Your answer should be one number: the count of lines in these entries that hold the word "shown".
%%
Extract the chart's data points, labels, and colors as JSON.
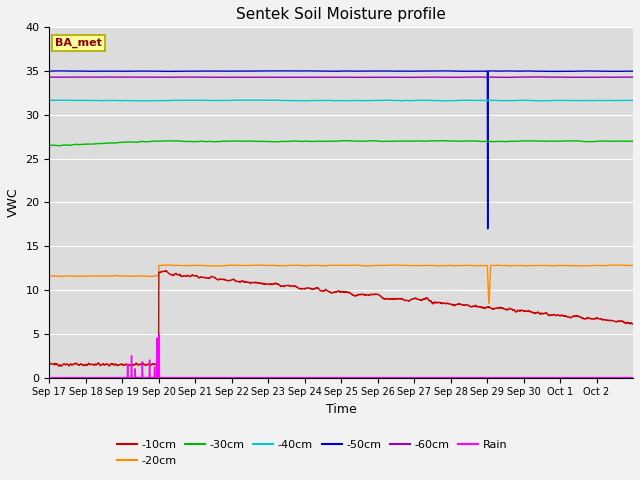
{
  "title": "Sentek Soil Moisture profile",
  "xlabel": "Time",
  "ylabel": "VWC",
  "annotation": "BA_met",
  "ylim": [
    0,
    40
  ],
  "background_color": "#dcdcdc",
  "line_colors": {
    "-10cm": "#cc0000",
    "-20cm": "#ff8c00",
    "-30cm": "#00bb00",
    "-40cm": "#00cccc",
    "-50cm": "#0000cc",
    "-60cm": "#9900bb",
    "Rain": "#ff00ff"
  },
  "tick_labels": [
    "Sep 17",
    "Sep 18",
    "Sep 19",
    "Sep 20",
    "Sep 21",
    "Sep 22",
    "Sep 23",
    "Sep 24",
    "Sep 25",
    "Sep 26",
    "Sep 27",
    "Sep 28",
    "Sep 29",
    "Sep 30",
    "Oct 1",
    "Oct 2"
  ],
  "grid_color": "#ffffff",
  "legend_fontsize": 8,
  "title_fontsize": 11,
  "figwidth": 6.4,
  "figheight": 4.8,
  "dpi": 100
}
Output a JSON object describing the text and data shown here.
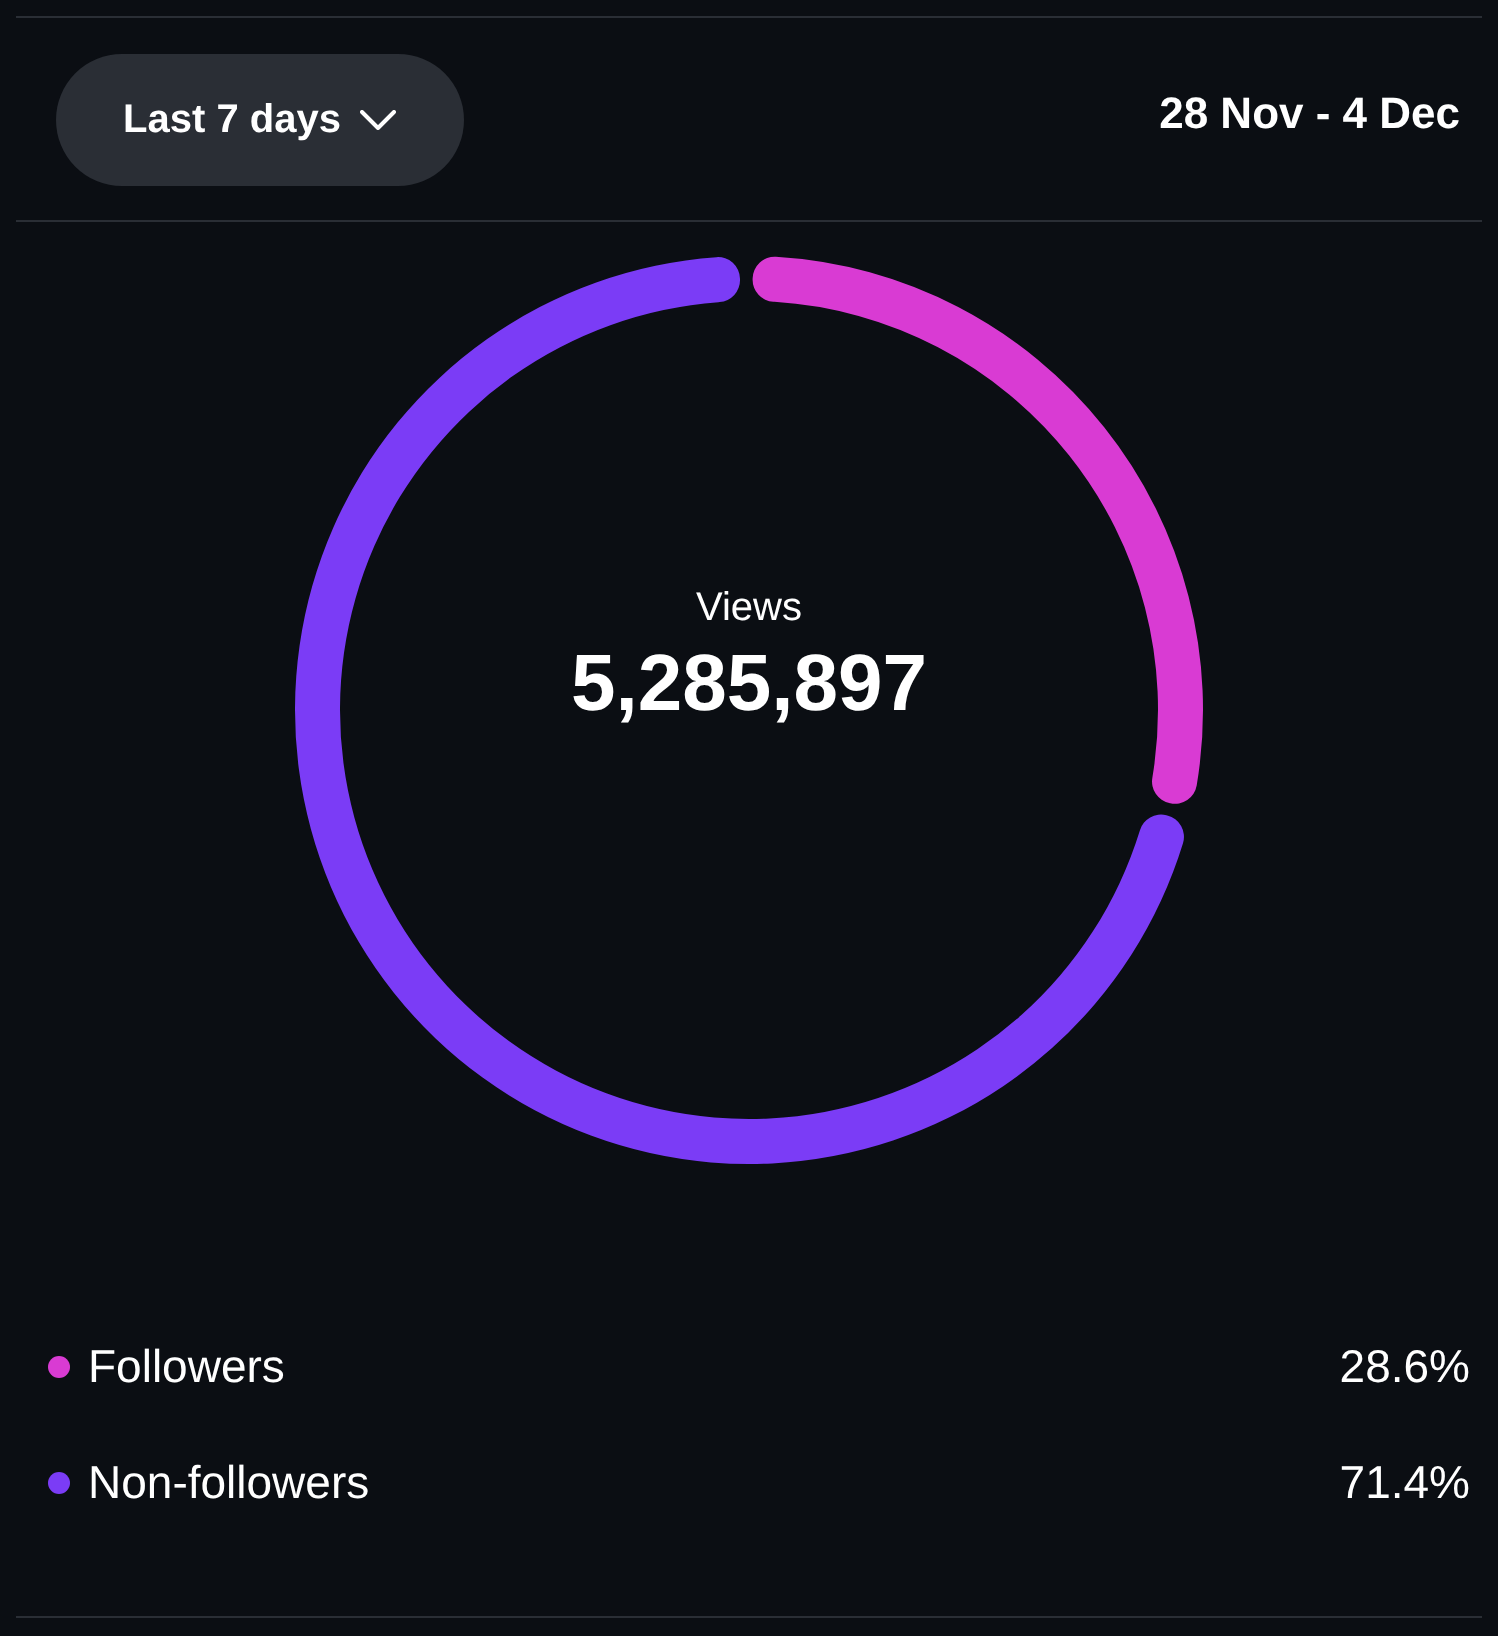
{
  "chart_data": {
    "type": "donut",
    "title": "Views",
    "subtitle": "5,285,897",
    "categories": [
      "Followers",
      "Non-followers"
    ],
    "values": [
      28.6,
      71.4
    ],
    "colors": [
      "#d93bd3",
      "#7b3cf6"
    ],
    "value_labels": [
      "28.6%",
      "71.4%"
    ],
    "legend": "bottom",
    "annotations": [
      "Last 7 days",
      "28 Nov - 4 Dec"
    ]
  }
}
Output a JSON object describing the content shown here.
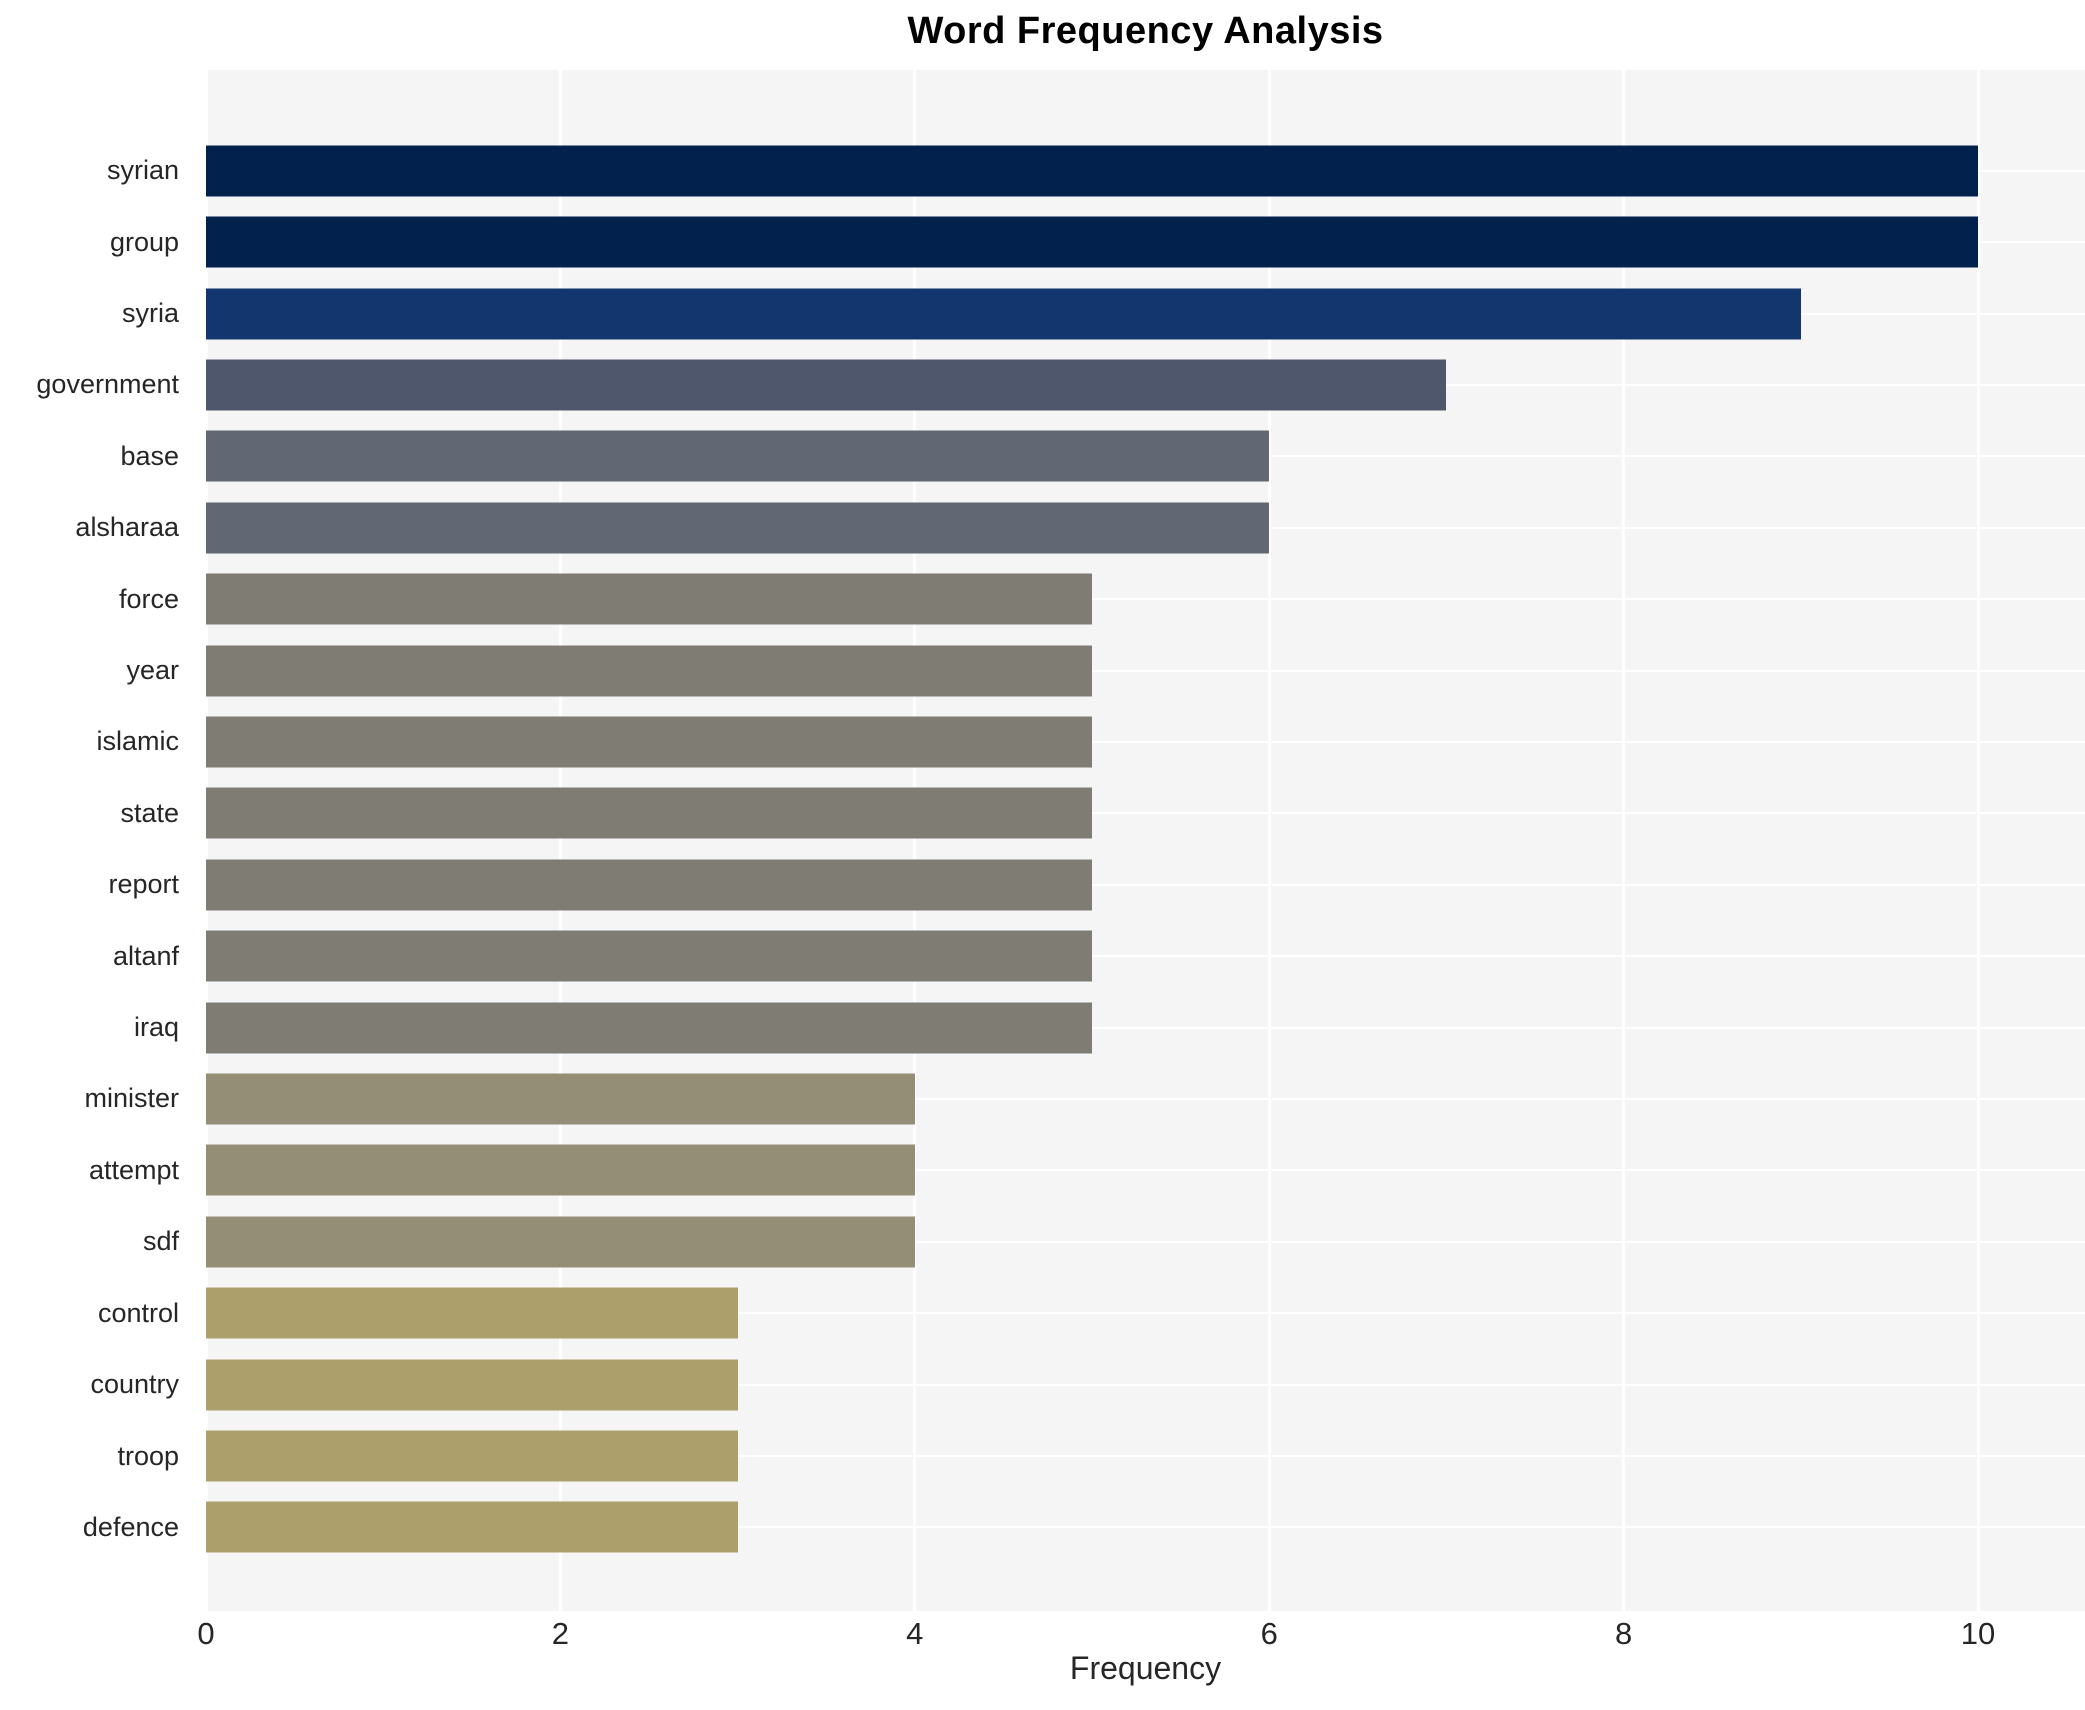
{
  "title": "Word Frequency Analysis",
  "chart_data": {
    "type": "bar",
    "orientation": "horizontal",
    "title": "Word Frequency Analysis",
    "xlabel": "Frequency",
    "ylabel": "",
    "xlim": [
      0,
      10.6
    ],
    "xticks": [
      0,
      2,
      4,
      6,
      8,
      10
    ],
    "grid": true,
    "legend": "none",
    "categories": [
      "syrian",
      "group",
      "syria",
      "government",
      "base",
      "alsharaa",
      "force",
      "year",
      "islamic",
      "state",
      "report",
      "altanf",
      "iraq",
      "minister",
      "attempt",
      "sdf",
      "control",
      "country",
      "troop",
      "defence"
    ],
    "values": [
      10,
      10,
      9,
      7,
      6,
      6,
      5,
      5,
      5,
      5,
      5,
      5,
      5,
      4,
      4,
      4,
      3,
      3,
      3,
      3
    ],
    "bar_colors": [
      "#03214d",
      "#03214d",
      "#14366f",
      "#4e576b",
      "#626873",
      "#626873",
      "#7e7c73",
      "#7e7c73",
      "#7e7c73",
      "#7e7c73",
      "#7e7c73",
      "#7e7c73",
      "#7e7c73",
      "#948e76",
      "#948e76",
      "#948e76",
      "#ac9f6b",
      "#ac9f6b",
      "#ac9f6b",
      "#ac9f6b"
    ],
    "value_color_map": {
      "10": "#03214d",
      "9": "#14366f",
      "7": "#4e576b",
      "6": "#626873",
      "5": "#7e7c73",
      "4": "#948e76",
      "3": "#ac9f6b"
    }
  },
  "style": {
    "figure_bg": "#ffffff",
    "plot_bg": "#f5f5f6",
    "grid_color": "#ffffff",
    "text_color": "#262626",
    "title_color": "#000000"
  }
}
%%
RESULT: 2